Brief ▸ Extract every line of the material below and reproduce it faithfully.

Data excerpts ▸
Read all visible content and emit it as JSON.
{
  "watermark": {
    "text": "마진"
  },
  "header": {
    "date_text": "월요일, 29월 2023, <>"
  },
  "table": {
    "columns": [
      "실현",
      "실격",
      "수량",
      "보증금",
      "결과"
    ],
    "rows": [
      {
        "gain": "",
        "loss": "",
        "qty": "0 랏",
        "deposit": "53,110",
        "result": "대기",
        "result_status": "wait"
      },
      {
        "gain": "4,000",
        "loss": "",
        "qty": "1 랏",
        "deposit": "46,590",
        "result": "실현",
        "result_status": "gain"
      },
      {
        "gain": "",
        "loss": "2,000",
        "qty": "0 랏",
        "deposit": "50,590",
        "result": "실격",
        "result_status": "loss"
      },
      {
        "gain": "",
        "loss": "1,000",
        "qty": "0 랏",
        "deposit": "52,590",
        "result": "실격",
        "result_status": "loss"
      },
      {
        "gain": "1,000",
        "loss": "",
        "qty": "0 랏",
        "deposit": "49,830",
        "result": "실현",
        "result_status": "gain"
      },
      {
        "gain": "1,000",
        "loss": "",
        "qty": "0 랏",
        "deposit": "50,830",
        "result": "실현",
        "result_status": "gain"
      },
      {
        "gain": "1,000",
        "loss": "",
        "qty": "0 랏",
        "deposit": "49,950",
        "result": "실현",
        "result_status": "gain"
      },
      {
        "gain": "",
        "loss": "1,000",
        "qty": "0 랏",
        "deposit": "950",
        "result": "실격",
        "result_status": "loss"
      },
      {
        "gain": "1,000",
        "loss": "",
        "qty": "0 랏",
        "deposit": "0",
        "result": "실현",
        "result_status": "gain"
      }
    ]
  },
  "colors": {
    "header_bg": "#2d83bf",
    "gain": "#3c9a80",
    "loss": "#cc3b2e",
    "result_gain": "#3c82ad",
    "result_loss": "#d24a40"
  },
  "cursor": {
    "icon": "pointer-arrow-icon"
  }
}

Full answer ▸
Read all visible content and emit it as JSON.
{
  "watermark": {
    "text": "마진"
  },
  "header": {
    "date_text": "월요일, 29월 2023, <>"
  },
  "table": {
    "columns": [
      "실현",
      "실격",
      "수량",
      "보증금",
      "결과"
    ],
    "rows": [
      {
        "gain": "",
        "loss": "",
        "qty": "0 랏",
        "deposit": "53,110",
        "result": "대기",
        "result_status": "wait"
      },
      {
        "gain": "4,000",
        "loss": "",
        "qty": "1 랏",
        "deposit": "46,590",
        "result": "실현",
        "result_status": "gain"
      },
      {
        "gain": "",
        "loss": "2,000",
        "qty": "0 랏",
        "deposit": "50,590",
        "result": "실격",
        "result_status": "loss"
      },
      {
        "gain": "",
        "loss": "1,000",
        "qty": "0 랏",
        "deposit": "52,590",
        "result": "실격",
        "result_status": "loss"
      },
      {
        "gain": "1,000",
        "loss": "",
        "qty": "0 랏",
        "deposit": "49,830",
        "result": "실현",
        "result_status": "gain"
      },
      {
        "gain": "1,000",
        "loss": "",
        "qty": "0 랏",
        "deposit": "50,830",
        "result": "실현",
        "result_status": "gain"
      },
      {
        "gain": "1,000",
        "loss": "",
        "qty": "0 랏",
        "deposit": "49,950",
        "result": "실현",
        "result_status": "gain"
      },
      {
        "gain": "",
        "loss": "1,000",
        "qty": "0 랏",
        "deposit": "950",
        "result": "실격",
        "result_status": "loss"
      },
      {
        "gain": "1,000",
        "loss": "",
        "qty": "0 랏",
        "deposit": "0",
        "result": "실현",
        "result_status": "gain"
      }
    ]
  },
  "colors": {
    "header_bg": "#2d83bf",
    "gain": "#3c9a80",
    "loss": "#cc3b2e",
    "result_gain": "#3c82ad",
    "result_loss": "#d24a40"
  },
  "cursor": {
    "icon": "pointer-arrow-icon"
  }
}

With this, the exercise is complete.